• **Your objective**: Exact repetition of every entry is required.

___

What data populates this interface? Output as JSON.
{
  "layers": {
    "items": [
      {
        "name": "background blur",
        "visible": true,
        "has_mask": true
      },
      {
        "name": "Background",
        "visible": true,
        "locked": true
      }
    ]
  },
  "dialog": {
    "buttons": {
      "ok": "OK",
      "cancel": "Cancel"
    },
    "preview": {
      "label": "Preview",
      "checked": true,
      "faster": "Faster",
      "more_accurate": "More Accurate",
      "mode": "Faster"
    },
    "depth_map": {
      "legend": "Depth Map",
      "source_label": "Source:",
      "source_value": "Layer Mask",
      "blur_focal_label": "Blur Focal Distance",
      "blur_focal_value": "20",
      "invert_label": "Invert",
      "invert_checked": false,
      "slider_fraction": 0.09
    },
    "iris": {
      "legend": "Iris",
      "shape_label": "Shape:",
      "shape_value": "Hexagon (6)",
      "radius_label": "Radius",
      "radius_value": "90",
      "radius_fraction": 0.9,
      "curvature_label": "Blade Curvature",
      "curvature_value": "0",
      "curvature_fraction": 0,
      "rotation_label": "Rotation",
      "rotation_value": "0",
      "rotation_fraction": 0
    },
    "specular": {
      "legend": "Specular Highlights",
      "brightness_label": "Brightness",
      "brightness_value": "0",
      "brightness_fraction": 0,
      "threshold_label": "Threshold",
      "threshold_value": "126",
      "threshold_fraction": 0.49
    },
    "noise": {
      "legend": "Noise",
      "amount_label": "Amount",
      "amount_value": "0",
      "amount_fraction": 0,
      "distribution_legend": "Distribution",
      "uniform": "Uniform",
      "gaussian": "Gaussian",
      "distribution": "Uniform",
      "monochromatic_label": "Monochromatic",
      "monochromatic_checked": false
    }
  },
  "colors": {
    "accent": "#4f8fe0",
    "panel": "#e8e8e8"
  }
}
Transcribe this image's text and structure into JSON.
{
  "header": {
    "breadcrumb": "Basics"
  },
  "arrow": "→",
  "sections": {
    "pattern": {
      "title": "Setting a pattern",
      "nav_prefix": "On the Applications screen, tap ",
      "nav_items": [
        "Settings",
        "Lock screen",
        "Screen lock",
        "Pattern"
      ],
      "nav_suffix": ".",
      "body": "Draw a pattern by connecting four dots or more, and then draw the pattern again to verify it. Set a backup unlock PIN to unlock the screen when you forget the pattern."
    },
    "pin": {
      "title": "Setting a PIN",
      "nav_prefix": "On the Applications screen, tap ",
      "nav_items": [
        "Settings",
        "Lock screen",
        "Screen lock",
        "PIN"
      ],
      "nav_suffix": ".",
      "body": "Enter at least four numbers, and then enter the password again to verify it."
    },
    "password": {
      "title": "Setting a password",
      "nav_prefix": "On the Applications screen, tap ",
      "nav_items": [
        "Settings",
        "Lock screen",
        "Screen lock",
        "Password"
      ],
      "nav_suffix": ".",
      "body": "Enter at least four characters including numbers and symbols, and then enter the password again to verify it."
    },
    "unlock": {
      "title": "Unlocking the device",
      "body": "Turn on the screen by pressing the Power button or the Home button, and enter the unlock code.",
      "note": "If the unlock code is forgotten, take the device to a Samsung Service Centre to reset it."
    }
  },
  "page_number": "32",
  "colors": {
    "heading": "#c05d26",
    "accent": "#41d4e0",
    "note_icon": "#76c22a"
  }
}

___

• **Exercise response**:
What data populates this interface? Output as JSON.
{
  "layers": {
    "items": [
      {
        "name": "background blur",
        "visible": true,
        "has_mask": true
      },
      {
        "name": "Background",
        "visible": true,
        "locked": true
      }
    ]
  },
  "dialog": {
    "buttons": {
      "ok": "OK",
      "cancel": "Cancel"
    },
    "preview": {
      "label": "Preview",
      "checked": true,
      "faster": "Faster",
      "more_accurate": "More Accurate",
      "mode": "Faster"
    },
    "depth_map": {
      "legend": "Depth Map",
      "source_label": "Source:",
      "source_value": "Layer Mask",
      "blur_focal_label": "Blur Focal Distance",
      "blur_focal_value": "20",
      "invert_label": "Invert",
      "invert_checked": false,
      "slider_fraction": 0.09
    },
    "iris": {
      "legend": "Iris",
      "shape_label": "Shape:",
      "shape_value": "Hexagon (6)",
      "radius_label": "Radius",
      "radius_value": "90",
      "radius_fraction": 0.9,
      "curvature_label": "Blade Curvature",
      "curvature_value": "0",
      "curvature_fraction": 0,
      "rotation_label": "Rotation",
      "rotation_value": "0",
      "rotation_fraction": 0
    },
    "specular": {
      "legend": "Specular Highlights",
      "brightness_label": "Brightness",
      "brightness_value": "0",
      "brightness_fraction": 0,
      "threshold_label": "Threshold",
      "threshold_value": "126",
      "threshold_fraction": 0.49
    },
    "noise": {
      "legend": "Noise",
      "amount_label": "Amount",
      "amount_value": "0",
      "amount_fraction": 0,
      "distribution_legend": "Distribution",
      "uniform": "Uniform",
      "gaussian": "Gaussian",
      "distribution": "Uniform",
      "monochromatic_label": "Monochromatic",
      "monochromatic_checked": false
    }
  },
  "colors": {
    "accent": "#4f8fe0",
    "panel": "#e8e8e8"
  }
}
Transcribe this image's text and structure into JSON.
{
  "header": {
    "breadcrumb": "Basics"
  },
  "arrow": "→",
  "sections": {
    "pattern": {
      "title": "Setting a pattern",
      "nav_prefix": "On the Applications screen, tap ",
      "nav_items": [
        "Settings",
        "Lock screen",
        "Screen lock",
        "Pattern"
      ],
      "nav_suffix": ".",
      "body": "Draw a pattern by connecting four dots or more, and then draw the pattern again to verify it. Set a backup unlock PIN to unlock the screen when you forget the pattern."
    },
    "pin": {
      "title": "Setting a PIN",
      "nav_prefix": "On the Applications screen, tap ",
      "nav_items": [
        "Settings",
        "Lock screen",
        "Screen lock",
        "PIN"
      ],
      "nav_suffix": ".",
      "body": "Enter at least four numbers, and then enter the password again to verify it."
    },
    "password": {
      "title": "Setting a password",
      "nav_prefix": "On the Applications screen, tap ",
      "nav_items": [
        "Settings",
        "Lock screen",
        "Screen lock",
        "Password"
      ],
      "nav_suffix": ".",
      "body": "Enter at least four characters including numbers and symbols, and then enter the password again to verify it."
    },
    "unlock": {
      "title": "Unlocking the device",
      "body": "Turn on the screen by pressing the Power button or the Home button, and enter the unlock code.",
      "note": "If the unlock code is forgotten, take the device to a Samsung Service Centre to reset it."
    }
  },
  "page_number": "32",
  "colors": {
    "heading": "#c05d26",
    "accent": "#41d4e0",
    "note_icon": "#76c22a"
  }
}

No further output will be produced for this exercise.